Work instructions |
Search the entries below. Return every line that has "Accumulator" in it.

Records for the exercise |
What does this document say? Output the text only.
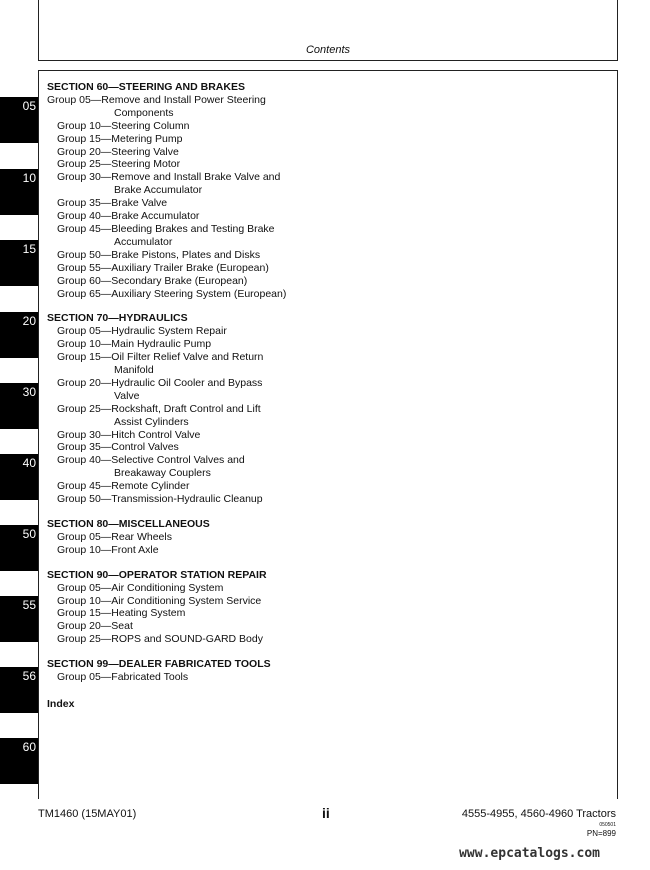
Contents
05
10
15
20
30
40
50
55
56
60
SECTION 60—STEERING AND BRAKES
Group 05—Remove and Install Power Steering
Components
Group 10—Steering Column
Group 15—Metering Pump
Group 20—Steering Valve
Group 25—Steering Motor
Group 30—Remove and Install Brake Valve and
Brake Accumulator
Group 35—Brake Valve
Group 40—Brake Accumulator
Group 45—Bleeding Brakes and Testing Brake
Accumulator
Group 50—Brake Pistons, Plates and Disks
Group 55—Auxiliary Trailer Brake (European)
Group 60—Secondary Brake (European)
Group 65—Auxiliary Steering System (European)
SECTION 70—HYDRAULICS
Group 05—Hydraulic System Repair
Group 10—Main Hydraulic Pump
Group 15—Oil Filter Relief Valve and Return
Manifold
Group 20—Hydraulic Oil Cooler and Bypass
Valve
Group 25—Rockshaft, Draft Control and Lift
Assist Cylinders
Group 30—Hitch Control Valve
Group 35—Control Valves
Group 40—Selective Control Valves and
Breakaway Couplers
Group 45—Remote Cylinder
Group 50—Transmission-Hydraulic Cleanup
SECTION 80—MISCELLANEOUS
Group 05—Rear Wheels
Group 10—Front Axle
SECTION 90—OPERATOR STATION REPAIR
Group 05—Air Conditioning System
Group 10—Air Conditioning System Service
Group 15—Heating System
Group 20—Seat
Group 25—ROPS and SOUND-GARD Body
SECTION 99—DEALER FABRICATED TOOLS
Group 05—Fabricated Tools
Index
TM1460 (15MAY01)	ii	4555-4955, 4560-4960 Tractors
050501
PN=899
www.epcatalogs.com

---

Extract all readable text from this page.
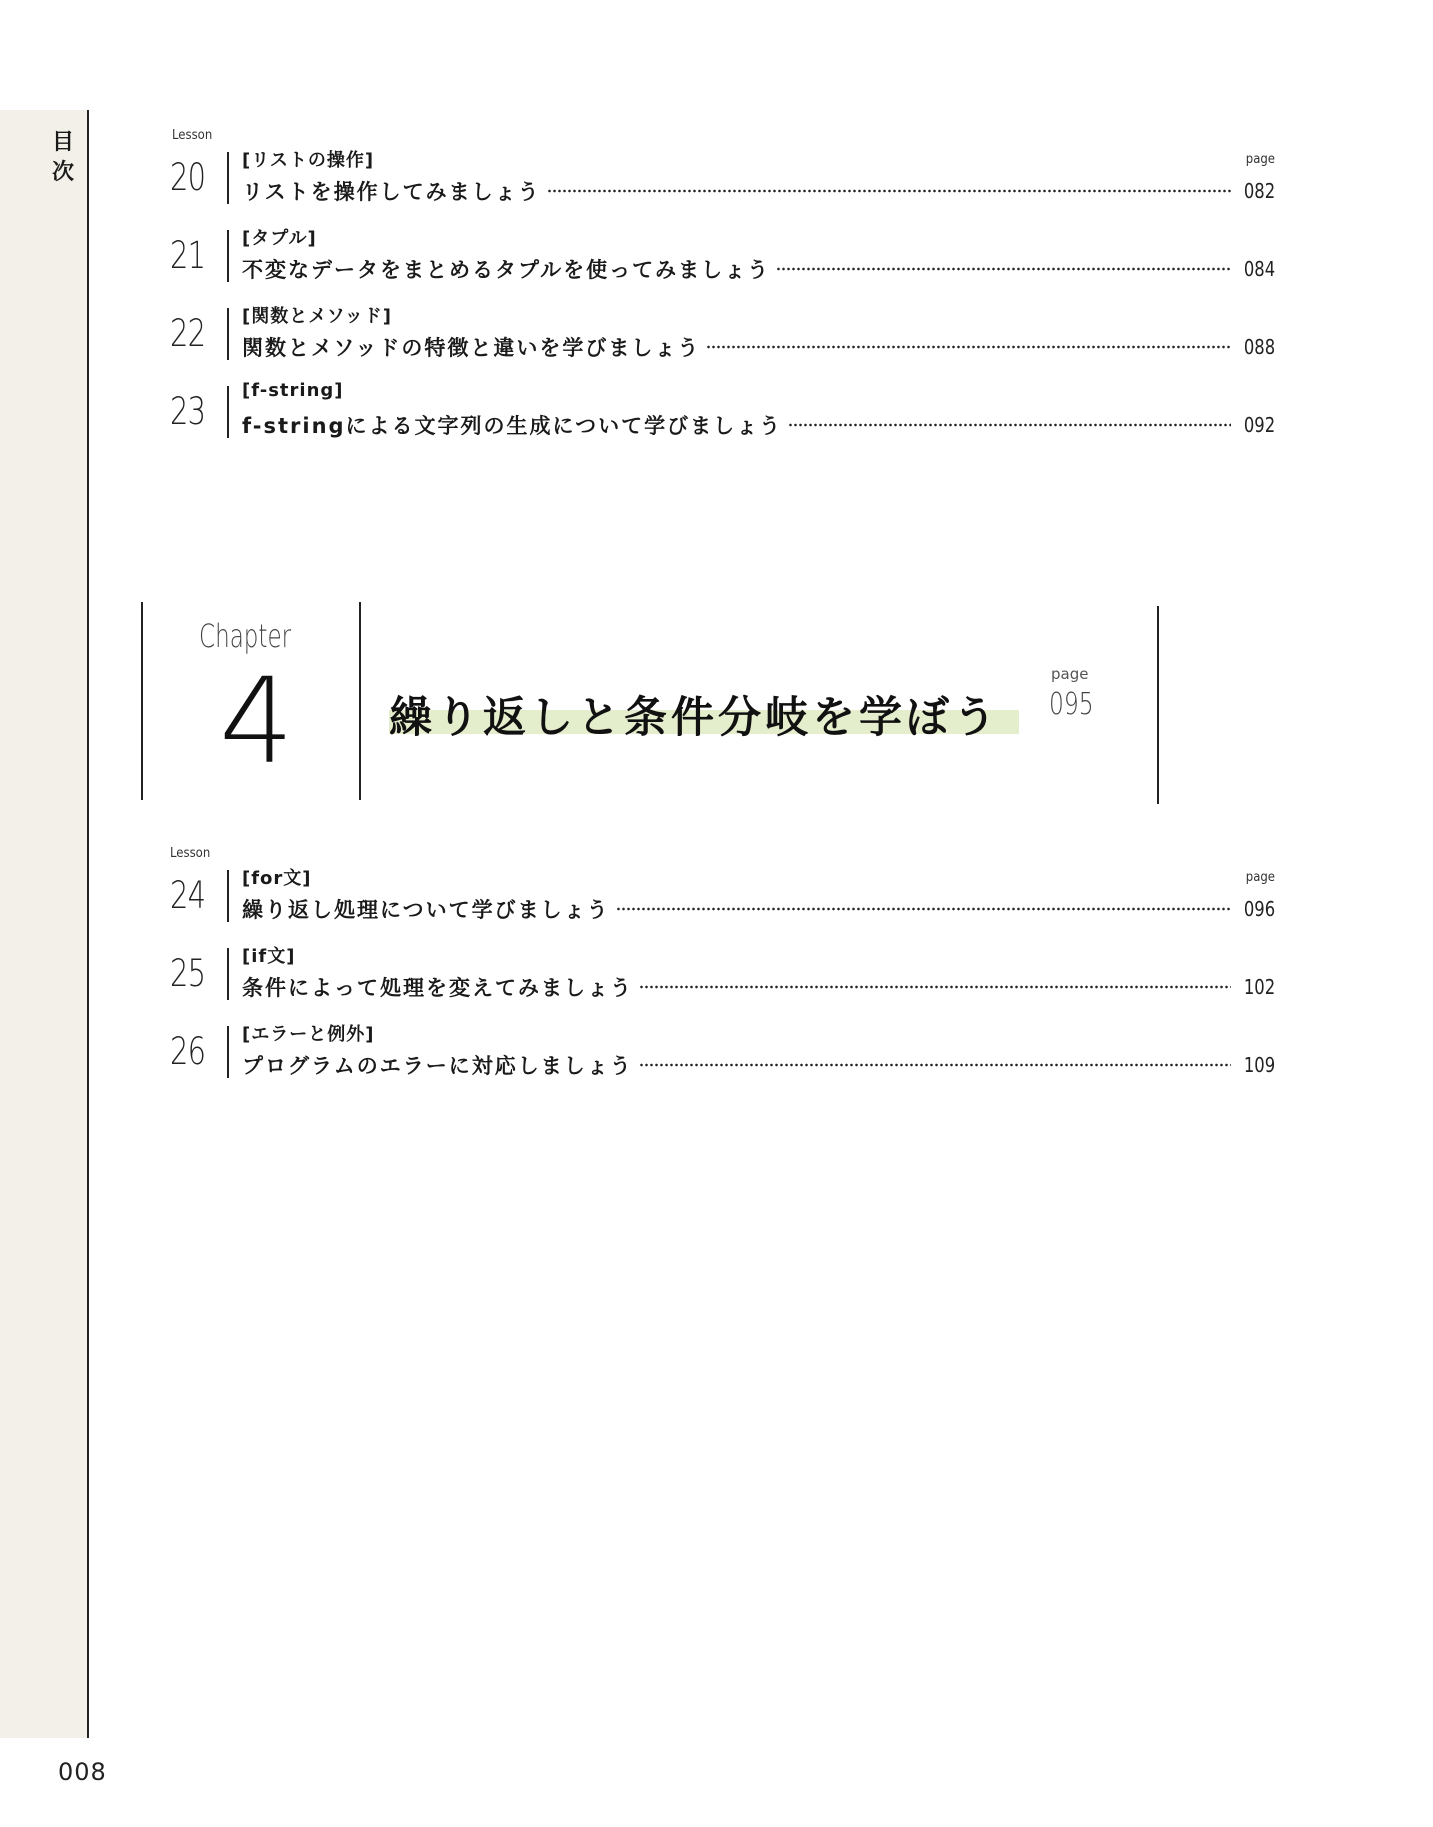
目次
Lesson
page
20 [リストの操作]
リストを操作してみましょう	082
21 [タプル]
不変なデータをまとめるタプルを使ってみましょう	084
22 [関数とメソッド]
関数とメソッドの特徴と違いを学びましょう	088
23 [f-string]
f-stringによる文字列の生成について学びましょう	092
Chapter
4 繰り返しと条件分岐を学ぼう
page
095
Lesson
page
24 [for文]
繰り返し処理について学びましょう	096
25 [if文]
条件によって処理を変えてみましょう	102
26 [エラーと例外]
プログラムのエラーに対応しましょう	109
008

...

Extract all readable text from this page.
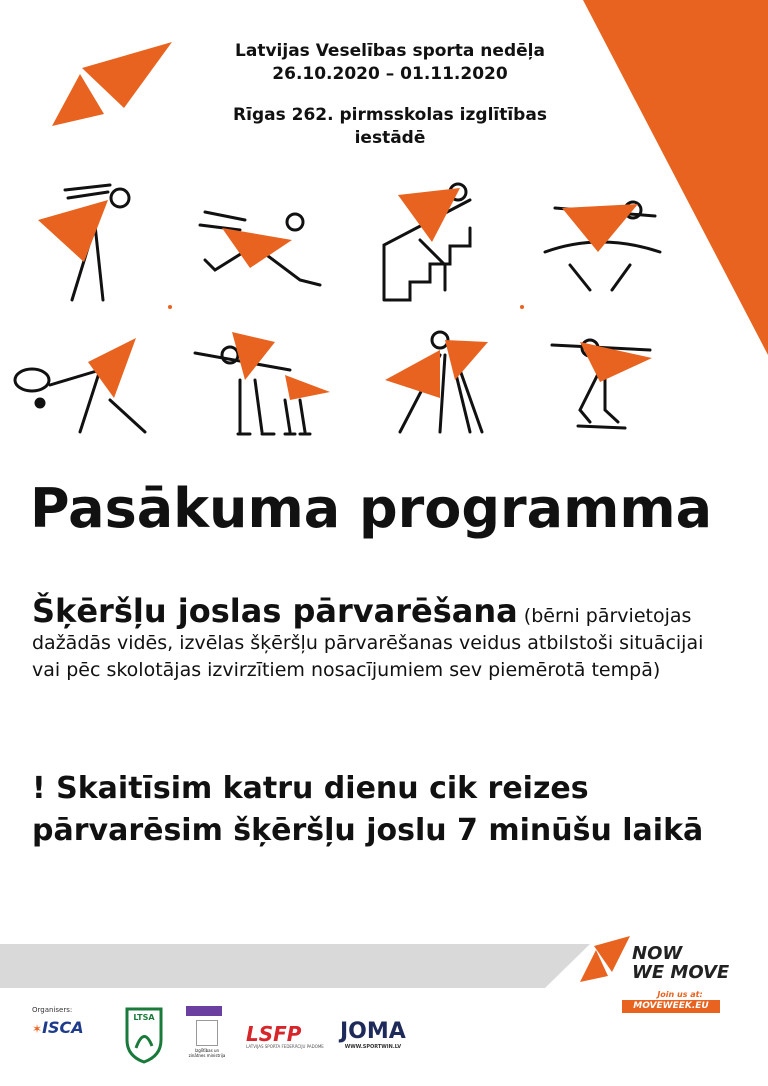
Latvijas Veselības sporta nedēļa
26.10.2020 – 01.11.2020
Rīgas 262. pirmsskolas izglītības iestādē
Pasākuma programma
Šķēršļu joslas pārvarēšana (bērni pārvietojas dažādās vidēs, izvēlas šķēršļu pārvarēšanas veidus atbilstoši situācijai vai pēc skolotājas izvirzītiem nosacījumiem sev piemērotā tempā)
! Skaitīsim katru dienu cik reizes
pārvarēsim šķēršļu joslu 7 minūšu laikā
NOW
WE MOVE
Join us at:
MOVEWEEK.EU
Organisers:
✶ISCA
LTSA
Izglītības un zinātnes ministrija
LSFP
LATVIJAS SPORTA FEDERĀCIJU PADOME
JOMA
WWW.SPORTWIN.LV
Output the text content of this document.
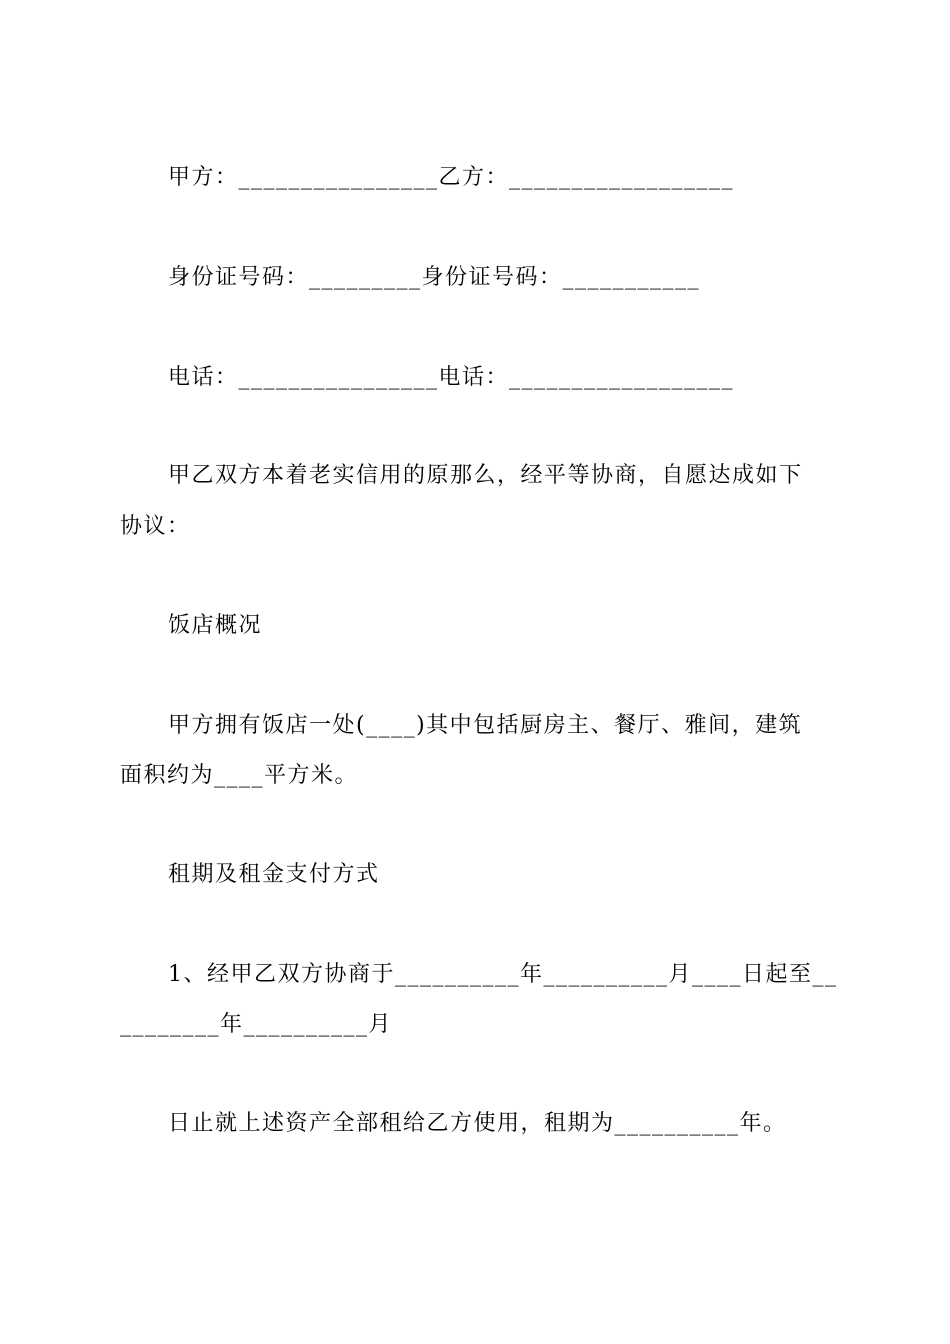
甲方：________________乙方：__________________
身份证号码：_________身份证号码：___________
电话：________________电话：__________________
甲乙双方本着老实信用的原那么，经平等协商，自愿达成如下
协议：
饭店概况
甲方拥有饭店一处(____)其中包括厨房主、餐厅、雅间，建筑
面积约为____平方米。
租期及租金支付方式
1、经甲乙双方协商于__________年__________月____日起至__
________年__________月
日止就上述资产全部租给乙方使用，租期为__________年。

Exercise solution |
Brake Accumulator
Group 40—Brake Accumulator
Accumulator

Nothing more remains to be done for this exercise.